• Saved entries:
⁂
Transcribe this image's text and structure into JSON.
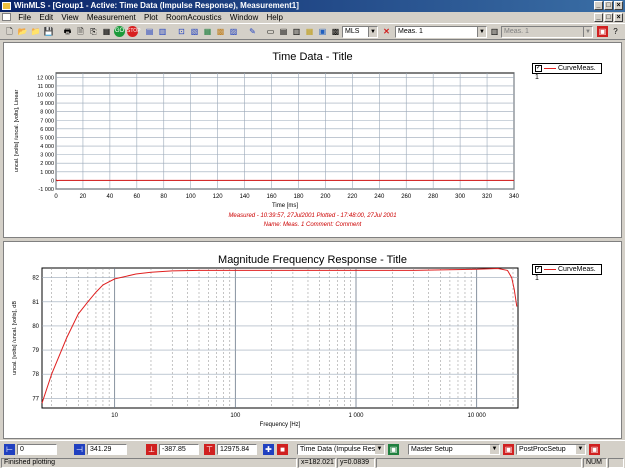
{
  "window": {
    "title": "WinMLS - [Group1 - Active: Time Data (Impulse Response), Measurement1]"
  },
  "menu": [
    "File",
    "Edit",
    "View",
    "Measurement",
    "Plot",
    "RoomAcoustics",
    "Window",
    "Help"
  ],
  "toolbar": {
    "method_value": "MLS",
    "meas_value": "Meas. 1",
    "meas2_value": "Meas. 1"
  },
  "time_chart": {
    "title": "Time Data - Title",
    "xlabel": "Time [ms]",
    "ylabel": "uncal. [volts] /uncal. [volts], Linear",
    "yticks": [
      "12 000",
      "11 000",
      "10 000",
      "9 000",
      "8 000",
      "7 000",
      "6 000",
      "5 000",
      "4 000",
      "3 000",
      "2 000",
      "1 000",
      "0",
      "-1 000"
    ],
    "xticks": [
      "0",
      "20",
      "40",
      "60",
      "80",
      "100",
      "120",
      "140",
      "160",
      "180",
      "200",
      "220",
      "240",
      "260",
      "280",
      "300",
      "320",
      "340"
    ],
    "legend": "CurveMeas. 1",
    "info_line1": "Measured - 10:39:57, 27Jul2001          Plotted - 17:48:00, 27Jul 2001",
    "info_line2": "Name: Meas. 1       Comment: Comment"
  },
  "freq_chart": {
    "title": "Magnitude Frequency Response - Title",
    "xlabel": "Frequency [Hz]",
    "ylabel": "uncal. [volts] /uncal. [volts], dB",
    "yticks": [
      "82",
      "81",
      "80",
      "79",
      "78",
      "77"
    ],
    "xticks": [
      "10",
      "100",
      "1 000",
      "10 000"
    ],
    "legend": "CurveMeas. 1"
  },
  "chart_data": [
    {
      "type": "line",
      "title": "Time Data - Title",
      "xlabel": "Time [ms]",
      "ylabel": "uncal. [volts] /uncal. [volts], Linear",
      "xlim": [
        0,
        340
      ],
      "ylim": [
        -1000,
        12500
      ],
      "grid": true,
      "legend_position": "top-right",
      "series": [
        {
          "name": "CurveMeas. 1",
          "x": [
            0,
            0.3,
            1,
            2,
            340
          ],
          "y": [
            0,
            50,
            -30,
            0,
            0
          ]
        }
      ]
    },
    {
      "type": "line",
      "title": "Magnitude Frequency Response - Title",
      "xlabel": "Frequency [Hz]",
      "ylabel": "uncal. [volts] /uncal. [volts], dB",
      "xscale": "log",
      "xlim": [
        2.5,
        22000
      ],
      "ylim": [
        76.6,
        82.4
      ],
      "grid": true,
      "legend_position": "top-right",
      "series": [
        {
          "name": "CurveMeas. 1",
          "x": [
            2.5,
            3,
            4,
            5,
            6,
            7,
            8,
            10,
            15,
            20,
            30,
            50,
            100,
            300,
            1000,
            3000,
            10000,
            15000,
            18000,
            19500,
            20500,
            21500
          ],
          "y": [
            76.8,
            78.0,
            79.5,
            80.5,
            81.0,
            81.4,
            81.7,
            81.95,
            82.15,
            82.22,
            82.28,
            82.3,
            82.3,
            82.3,
            82.3,
            82.3,
            82.35,
            82.38,
            82.3,
            82.0,
            81.5,
            80.8
          ]
        }
      ]
    }
  ],
  "statusrow": {
    "field1": "0",
    "field2": "341.29",
    "field3": "-387.85",
    "field4": "12975.84",
    "plot_select": "Time Data (Impulse Resp",
    "setup_select": "Master Setup",
    "postproc_select": "PostProcSetup"
  },
  "statusbar": {
    "message": "Finished plotting",
    "x_readout": "x=182.021",
    "y_readout": "y=0.0839",
    "num": "NUM"
  },
  "colors": {
    "curve": "#e02020",
    "titlebar": "#0a246a",
    "info_text": "#cc0000"
  }
}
⁂
• AIM OF THE TASK:
Pictures don't belong in the copy. Transcribe every record exactly as it appears.

• TASK OUTPUT:
Transcribe this image's text and structure into JSON.
{
  "window": {
    "title": "WinMLS - [Group1 - Active: Time Data (Impulse Response), Measurement1]"
  },
  "menu": [
    "File",
    "Edit",
    "View",
    "Measurement",
    "Plot",
    "RoomAcoustics",
    "Window",
    "Help"
  ],
  "toolbar": {
    "method_value": "MLS",
    "meas_value": "Meas. 1",
    "meas2_value": "Meas. 1"
  },
  "time_chart": {
    "title": "Time Data - Title",
    "xlabel": "Time [ms]",
    "ylabel": "uncal. [volts] /uncal. [volts], Linear",
    "yticks": [
      "12 000",
      "11 000",
      "10 000",
      "9 000",
      "8 000",
      "7 000",
      "6 000",
      "5 000",
      "4 000",
      "3 000",
      "2 000",
      "1 000",
      "0",
      "-1 000"
    ],
    "xticks": [
      "0",
      "20",
      "40",
      "60",
      "80",
      "100",
      "120",
      "140",
      "160",
      "180",
      "200",
      "220",
      "240",
      "260",
      "280",
      "300",
      "320",
      "340"
    ],
    "legend": "CurveMeas. 1",
    "info_line1": "Measured - 10:39:57, 27Jul2001          Plotted - 17:48:00, 27Jul 2001",
    "info_line2": "Name: Meas. 1       Comment: Comment"
  },
  "freq_chart": {
    "title": "Magnitude Frequency Response - Title",
    "xlabel": "Frequency [Hz]",
    "ylabel": "uncal. [volts] /uncal. [volts], dB",
    "yticks": [
      "82",
      "81",
      "80",
      "79",
      "78",
      "77"
    ],
    "xticks": [
      "10",
      "100",
      "1 000",
      "10 000"
    ],
    "legend": "CurveMeas. 1"
  },
  "chart_data": [
    {
      "type": "line",
      "title": "Time Data - Title",
      "xlabel": "Time [ms]",
      "ylabel": "uncal. [volts] /uncal. [volts], Linear",
      "xlim": [
        0,
        340
      ],
      "ylim": [
        -1000,
        12500
      ],
      "grid": true,
      "legend_position": "top-right",
      "series": [
        {
          "name": "CurveMeas. 1",
          "x": [
            0,
            0.3,
            1,
            2,
            340
          ],
          "y": [
            0,
            50,
            -30,
            0,
            0
          ]
        }
      ]
    },
    {
      "type": "line",
      "title": "Magnitude Frequency Response - Title",
      "xlabel": "Frequency [Hz]",
      "ylabel": "uncal. [volts] /uncal. [volts], dB",
      "xscale": "log",
      "xlim": [
        2.5,
        22000
      ],
      "ylim": [
        76.6,
        82.4
      ],
      "grid": true,
      "legend_position": "top-right",
      "series": [
        {
          "name": "CurveMeas. 1",
          "x": [
            2.5,
            3,
            4,
            5,
            6,
            7,
            8,
            10,
            15,
            20,
            30,
            50,
            100,
            300,
            1000,
            3000,
            10000,
            15000,
            18000,
            19500,
            20500,
            21500
          ],
          "y": [
            76.8,
            78.0,
            79.5,
            80.5,
            81.0,
            81.4,
            81.7,
            81.95,
            82.15,
            82.22,
            82.28,
            82.3,
            82.3,
            82.3,
            82.3,
            82.3,
            82.35,
            82.38,
            82.3,
            82.0,
            81.5,
            80.8
          ]
        }
      ]
    }
  ],
  "statusrow": {
    "field1": "0",
    "field2": "341.29",
    "field3": "-387.85",
    "field4": "12975.84",
    "plot_select": "Time Data (Impulse Resp",
    "setup_select": "Master Setup",
    "postproc_select": "PostProcSetup"
  },
  "statusbar": {
    "message": "Finished plotting",
    "x_readout": "x=182.021",
    "y_readout": "y=0.0839",
    "num": "NUM"
  },
  "colors": {
    "curve": "#e02020",
    "titlebar": "#0a246a",
    "info_text": "#cc0000"
  }
}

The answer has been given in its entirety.